OBJECTIVE:
Copy the records from their first line through the line containing "series-line-e10-nps [191,362,2513,1084]", with both of those lines included.

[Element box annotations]
**********
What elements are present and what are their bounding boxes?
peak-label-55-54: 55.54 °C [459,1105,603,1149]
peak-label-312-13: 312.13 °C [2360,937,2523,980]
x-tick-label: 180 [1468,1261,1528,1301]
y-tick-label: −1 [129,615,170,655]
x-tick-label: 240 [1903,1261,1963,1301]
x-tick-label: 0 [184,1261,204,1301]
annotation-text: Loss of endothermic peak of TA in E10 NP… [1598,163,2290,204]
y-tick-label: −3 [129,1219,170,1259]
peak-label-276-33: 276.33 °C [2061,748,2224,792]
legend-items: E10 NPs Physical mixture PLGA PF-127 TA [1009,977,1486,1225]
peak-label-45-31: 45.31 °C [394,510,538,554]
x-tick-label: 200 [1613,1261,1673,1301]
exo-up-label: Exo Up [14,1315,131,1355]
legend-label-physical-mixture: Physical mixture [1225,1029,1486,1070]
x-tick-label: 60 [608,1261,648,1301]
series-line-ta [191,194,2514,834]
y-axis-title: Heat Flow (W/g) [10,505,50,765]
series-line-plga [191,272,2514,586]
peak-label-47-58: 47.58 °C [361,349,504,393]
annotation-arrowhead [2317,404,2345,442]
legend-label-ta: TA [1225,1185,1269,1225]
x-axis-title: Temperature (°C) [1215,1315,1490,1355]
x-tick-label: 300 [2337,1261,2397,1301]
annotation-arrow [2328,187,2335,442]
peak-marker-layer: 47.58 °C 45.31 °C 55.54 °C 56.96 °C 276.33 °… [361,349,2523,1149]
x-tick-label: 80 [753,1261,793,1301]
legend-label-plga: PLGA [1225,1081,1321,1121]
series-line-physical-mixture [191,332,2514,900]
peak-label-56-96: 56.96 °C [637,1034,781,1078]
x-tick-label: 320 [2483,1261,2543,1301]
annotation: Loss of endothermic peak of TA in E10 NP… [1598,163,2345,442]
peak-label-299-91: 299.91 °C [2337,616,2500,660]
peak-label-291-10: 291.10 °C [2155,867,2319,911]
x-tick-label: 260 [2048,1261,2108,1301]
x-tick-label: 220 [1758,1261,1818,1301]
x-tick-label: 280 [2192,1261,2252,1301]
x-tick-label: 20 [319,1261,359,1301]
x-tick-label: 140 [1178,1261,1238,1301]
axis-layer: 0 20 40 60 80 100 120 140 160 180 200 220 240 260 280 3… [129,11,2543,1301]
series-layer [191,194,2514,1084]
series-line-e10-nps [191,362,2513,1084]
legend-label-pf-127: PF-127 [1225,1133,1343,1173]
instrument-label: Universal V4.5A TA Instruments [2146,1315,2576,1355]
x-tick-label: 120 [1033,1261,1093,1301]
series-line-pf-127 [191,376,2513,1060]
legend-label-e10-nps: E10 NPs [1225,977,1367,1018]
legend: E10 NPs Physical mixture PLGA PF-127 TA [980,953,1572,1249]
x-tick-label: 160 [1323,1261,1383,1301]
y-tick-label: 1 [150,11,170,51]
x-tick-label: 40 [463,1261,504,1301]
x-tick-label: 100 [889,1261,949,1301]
**********
FINISHED TASK:
What elements are present and what are their bounding boxes?
peak-label-55-54: 55.54 °C [459,1105,603,1149]
peak-label-312-13: 312.13 °C [2360,937,2523,980]
x-tick-label: 180 [1468,1261,1528,1301]
y-tick-label: −1 [129,615,170,655]
x-tick-label: 240 [1903,1261,1963,1301]
x-tick-label: 0 [184,1261,204,1301]
annotation-text: Loss of endothermic peak of TA in E10 NP… [1598,163,2290,204]
y-tick-label: −3 [129,1219,170,1259]
peak-label-276-33: 276.33 °C [2061,748,2224,792]
legend-items: E10 NPs Physical mixture PLGA PF-127 TA [1009,977,1486,1225]
peak-label-45-31: 45.31 °C [394,510,538,554]
x-tick-label: 200 [1613,1261,1673,1301]
exo-up-label: Exo Up [14,1315,131,1355]
legend-label-physical-mixture: Physical mixture [1225,1029,1486,1070]
x-tick-label: 60 [608,1261,648,1301]
series-line-ta [191,194,2514,834]
y-axis-title: Heat Flow (W/g) [10,505,50,765]
series-line-plga [191,272,2514,586]
peak-label-47-58: 47.58 °C [361,349,504,393]
annotation-arrowhead [2317,404,2345,442]
legend-label-ta: TA [1225,1185,1269,1225]
x-axis-title: Temperature (°C) [1215,1315,1490,1355]
x-tick-label: 300 [2337,1261,2397,1301]
annotation-arrow [2328,187,2335,442]
peak-marker-layer: 47.58 °C 45.31 °C 55.54 °C 56.96 °C 276.33 °… [361,349,2523,1149]
x-tick-label: 80 [753,1261,793,1301]
legend-label-plga: PLGA [1225,1081,1321,1121]
series-line-physical-mixture [191,332,2514,900]
peak-label-56-96: 56.96 °C [637,1034,781,1078]
x-tick-label: 320 [2483,1261,2543,1301]
annotation: Loss of endothermic peak of TA in E10 NP… [1598,163,2345,442]
peak-label-299-91: 299.91 °C [2337,616,2500,660]
peak-label-291-10: 291.10 °C [2155,867,2319,911]
x-tick-label: 260 [2048,1261,2108,1301]
x-tick-label: 220 [1758,1261,1818,1301]
x-tick-label: 280 [2192,1261,2252,1301]
x-tick-label: 20 [319,1261,359,1301]
x-tick-label: 140 [1178,1261,1238,1301]
axis-layer: 0 20 40 60 80 100 120 140 160 180 200 220 240 260 280 3… [129,11,2543,1301]
series-layer [191,194,2514,1084]
series-line-e10-nps [191,362,2513,1084]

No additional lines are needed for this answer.